## Task
For each line below that contains the string "other", copy that line.

[Collected data]
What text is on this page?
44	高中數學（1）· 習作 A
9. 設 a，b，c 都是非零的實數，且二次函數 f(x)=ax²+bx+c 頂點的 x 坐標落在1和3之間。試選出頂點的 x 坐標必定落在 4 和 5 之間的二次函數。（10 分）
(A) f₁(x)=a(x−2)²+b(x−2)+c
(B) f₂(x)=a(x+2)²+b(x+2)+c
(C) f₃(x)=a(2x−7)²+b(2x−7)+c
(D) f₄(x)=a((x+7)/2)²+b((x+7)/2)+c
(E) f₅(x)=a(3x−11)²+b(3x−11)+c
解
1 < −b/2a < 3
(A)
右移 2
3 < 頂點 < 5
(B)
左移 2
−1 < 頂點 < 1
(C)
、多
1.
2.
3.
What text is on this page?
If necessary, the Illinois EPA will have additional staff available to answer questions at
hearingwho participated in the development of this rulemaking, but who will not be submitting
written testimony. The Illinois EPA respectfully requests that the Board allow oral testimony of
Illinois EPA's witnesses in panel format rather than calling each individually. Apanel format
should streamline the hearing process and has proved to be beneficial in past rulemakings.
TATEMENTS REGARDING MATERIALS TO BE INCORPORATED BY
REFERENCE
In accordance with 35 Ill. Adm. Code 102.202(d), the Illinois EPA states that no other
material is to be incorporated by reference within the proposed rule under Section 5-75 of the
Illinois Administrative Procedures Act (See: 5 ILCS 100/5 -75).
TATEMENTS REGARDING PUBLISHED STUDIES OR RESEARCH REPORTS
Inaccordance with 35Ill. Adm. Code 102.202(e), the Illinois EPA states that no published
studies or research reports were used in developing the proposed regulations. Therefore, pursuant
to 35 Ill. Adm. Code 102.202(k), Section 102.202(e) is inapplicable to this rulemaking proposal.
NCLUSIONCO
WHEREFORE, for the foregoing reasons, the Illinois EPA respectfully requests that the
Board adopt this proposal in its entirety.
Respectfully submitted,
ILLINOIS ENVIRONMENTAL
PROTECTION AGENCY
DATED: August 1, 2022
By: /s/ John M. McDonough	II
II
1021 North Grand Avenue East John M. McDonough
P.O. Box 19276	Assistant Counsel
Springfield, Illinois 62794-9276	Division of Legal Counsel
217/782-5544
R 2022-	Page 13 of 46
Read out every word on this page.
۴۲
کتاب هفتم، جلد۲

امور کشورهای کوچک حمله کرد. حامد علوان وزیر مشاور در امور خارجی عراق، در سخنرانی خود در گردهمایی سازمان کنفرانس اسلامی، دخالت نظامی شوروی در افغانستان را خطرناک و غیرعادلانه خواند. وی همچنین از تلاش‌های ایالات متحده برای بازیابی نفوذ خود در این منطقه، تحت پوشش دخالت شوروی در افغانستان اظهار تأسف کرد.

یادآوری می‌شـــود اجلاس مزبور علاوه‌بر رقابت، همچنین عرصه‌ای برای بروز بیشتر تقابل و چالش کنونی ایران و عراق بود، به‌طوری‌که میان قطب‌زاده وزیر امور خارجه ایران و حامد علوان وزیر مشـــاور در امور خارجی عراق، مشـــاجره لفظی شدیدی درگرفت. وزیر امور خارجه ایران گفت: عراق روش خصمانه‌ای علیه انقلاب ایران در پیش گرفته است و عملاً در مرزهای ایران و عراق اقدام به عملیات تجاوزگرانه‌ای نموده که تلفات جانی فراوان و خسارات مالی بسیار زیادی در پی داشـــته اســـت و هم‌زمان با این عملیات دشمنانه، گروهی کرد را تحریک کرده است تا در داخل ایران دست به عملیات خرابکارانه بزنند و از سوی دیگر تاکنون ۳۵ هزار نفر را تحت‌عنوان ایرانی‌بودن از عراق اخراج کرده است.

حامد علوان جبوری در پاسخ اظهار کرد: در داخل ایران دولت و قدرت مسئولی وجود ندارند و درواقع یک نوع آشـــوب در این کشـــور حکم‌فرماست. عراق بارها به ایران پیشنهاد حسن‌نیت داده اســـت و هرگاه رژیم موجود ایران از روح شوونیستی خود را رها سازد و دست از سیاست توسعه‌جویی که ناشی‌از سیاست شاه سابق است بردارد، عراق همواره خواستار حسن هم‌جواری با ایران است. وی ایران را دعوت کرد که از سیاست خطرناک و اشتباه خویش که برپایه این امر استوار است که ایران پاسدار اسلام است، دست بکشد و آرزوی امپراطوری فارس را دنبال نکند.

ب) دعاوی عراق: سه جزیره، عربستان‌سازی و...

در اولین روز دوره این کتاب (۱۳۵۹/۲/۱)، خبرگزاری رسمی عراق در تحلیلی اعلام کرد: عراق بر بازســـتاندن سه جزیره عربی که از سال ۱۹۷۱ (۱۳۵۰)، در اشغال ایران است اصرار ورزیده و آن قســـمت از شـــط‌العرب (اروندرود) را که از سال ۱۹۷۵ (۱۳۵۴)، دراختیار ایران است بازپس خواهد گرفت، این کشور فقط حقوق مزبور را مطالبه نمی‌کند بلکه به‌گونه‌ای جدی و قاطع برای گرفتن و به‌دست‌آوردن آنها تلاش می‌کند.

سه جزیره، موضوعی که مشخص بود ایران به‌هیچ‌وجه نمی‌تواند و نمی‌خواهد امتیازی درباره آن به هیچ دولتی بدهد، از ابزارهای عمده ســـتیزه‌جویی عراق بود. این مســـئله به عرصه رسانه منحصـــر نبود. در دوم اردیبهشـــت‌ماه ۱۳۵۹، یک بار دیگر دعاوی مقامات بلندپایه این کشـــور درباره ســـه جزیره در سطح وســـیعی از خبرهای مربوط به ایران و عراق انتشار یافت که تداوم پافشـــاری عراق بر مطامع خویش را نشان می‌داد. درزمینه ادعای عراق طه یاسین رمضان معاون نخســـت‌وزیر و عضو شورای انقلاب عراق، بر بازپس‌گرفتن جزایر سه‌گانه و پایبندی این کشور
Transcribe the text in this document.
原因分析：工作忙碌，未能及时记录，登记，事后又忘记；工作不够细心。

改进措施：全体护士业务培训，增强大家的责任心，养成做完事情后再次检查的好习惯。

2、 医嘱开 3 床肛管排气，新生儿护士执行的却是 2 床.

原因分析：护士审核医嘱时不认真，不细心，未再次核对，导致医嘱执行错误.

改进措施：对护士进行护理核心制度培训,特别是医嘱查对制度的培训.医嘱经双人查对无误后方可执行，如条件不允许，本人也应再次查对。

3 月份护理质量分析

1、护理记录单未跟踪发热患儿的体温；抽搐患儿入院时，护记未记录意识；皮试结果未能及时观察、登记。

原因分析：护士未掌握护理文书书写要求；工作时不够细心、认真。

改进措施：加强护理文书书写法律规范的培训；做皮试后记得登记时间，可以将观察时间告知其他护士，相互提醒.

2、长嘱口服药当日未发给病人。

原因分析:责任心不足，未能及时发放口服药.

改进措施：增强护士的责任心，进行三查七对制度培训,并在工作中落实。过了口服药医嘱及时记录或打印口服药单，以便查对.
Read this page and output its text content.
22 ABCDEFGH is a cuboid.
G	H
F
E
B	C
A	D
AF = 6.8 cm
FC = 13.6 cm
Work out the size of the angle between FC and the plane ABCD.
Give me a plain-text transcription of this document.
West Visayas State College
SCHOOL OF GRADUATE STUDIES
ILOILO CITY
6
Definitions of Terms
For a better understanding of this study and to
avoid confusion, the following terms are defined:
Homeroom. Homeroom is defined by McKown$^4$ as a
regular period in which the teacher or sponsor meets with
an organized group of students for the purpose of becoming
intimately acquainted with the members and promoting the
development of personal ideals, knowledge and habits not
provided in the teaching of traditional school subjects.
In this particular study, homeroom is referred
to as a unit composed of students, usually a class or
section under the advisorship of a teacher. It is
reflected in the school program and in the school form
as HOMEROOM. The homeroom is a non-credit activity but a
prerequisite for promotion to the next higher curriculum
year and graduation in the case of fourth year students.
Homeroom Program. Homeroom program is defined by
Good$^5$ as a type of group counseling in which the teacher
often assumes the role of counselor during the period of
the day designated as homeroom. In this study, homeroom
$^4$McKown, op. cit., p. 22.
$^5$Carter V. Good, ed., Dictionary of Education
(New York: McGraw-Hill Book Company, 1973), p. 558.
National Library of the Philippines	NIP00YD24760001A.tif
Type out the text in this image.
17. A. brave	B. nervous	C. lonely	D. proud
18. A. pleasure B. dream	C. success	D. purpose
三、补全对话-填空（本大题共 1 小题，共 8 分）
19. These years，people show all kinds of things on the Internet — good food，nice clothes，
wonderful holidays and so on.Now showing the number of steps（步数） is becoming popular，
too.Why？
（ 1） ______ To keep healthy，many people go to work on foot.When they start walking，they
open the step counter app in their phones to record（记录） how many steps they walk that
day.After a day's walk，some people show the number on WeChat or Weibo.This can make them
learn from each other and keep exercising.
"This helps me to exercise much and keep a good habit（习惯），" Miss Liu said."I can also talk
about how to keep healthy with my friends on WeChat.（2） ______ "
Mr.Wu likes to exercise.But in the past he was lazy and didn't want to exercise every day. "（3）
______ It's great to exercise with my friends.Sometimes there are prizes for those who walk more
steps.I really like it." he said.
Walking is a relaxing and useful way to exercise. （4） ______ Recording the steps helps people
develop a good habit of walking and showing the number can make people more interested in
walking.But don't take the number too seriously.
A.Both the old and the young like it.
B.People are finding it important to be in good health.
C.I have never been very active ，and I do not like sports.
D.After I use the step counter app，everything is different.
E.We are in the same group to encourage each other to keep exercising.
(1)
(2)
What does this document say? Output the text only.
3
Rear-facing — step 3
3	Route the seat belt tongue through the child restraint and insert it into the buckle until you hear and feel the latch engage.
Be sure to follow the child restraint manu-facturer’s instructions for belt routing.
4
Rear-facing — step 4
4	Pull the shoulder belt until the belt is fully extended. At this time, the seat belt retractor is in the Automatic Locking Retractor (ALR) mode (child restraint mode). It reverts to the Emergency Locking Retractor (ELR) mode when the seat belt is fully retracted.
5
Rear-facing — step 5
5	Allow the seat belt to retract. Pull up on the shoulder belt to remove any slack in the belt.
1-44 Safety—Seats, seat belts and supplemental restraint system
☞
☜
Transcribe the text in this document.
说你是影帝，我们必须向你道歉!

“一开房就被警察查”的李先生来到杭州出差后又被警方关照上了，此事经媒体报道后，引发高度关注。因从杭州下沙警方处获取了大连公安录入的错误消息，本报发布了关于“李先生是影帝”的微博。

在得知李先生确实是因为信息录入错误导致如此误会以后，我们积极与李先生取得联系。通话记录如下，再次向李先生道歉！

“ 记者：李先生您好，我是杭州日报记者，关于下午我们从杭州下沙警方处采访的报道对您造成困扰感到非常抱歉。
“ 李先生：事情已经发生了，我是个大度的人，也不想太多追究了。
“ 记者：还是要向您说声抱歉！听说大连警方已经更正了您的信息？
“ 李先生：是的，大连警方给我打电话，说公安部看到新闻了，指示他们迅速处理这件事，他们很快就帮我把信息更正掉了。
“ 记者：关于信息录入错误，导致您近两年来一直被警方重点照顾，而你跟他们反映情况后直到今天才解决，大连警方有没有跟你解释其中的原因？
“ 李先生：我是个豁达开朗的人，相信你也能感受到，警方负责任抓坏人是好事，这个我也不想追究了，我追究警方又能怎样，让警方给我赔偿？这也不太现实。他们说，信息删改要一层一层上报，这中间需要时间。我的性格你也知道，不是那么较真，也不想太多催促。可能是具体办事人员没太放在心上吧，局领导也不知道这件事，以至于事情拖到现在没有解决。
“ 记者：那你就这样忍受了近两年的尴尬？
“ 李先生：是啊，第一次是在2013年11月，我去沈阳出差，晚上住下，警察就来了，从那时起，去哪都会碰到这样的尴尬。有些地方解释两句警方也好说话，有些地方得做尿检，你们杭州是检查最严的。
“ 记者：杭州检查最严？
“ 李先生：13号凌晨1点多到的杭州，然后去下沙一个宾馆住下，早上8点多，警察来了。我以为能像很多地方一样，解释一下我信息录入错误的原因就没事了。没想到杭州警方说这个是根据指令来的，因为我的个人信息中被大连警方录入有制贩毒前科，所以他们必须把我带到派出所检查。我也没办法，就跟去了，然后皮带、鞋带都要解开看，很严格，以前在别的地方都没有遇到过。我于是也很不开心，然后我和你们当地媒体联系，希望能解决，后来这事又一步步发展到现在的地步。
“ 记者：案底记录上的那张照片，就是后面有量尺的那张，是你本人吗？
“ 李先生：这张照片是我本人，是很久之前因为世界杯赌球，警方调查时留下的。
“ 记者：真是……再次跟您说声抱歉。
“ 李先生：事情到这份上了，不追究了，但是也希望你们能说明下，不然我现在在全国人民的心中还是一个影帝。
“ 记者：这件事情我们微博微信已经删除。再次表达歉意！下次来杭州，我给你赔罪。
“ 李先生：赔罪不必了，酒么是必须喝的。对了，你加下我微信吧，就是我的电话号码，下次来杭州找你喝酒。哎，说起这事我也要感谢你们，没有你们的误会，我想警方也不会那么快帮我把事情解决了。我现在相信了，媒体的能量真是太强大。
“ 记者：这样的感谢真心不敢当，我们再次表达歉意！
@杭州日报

## Correct result
In accordance with 35 Ill. Adm. Code 102.202(d), the Illinois EPA states that no other
learn from each other and keep exercising.
E.We are in the same group to encourage each other to keep exercising.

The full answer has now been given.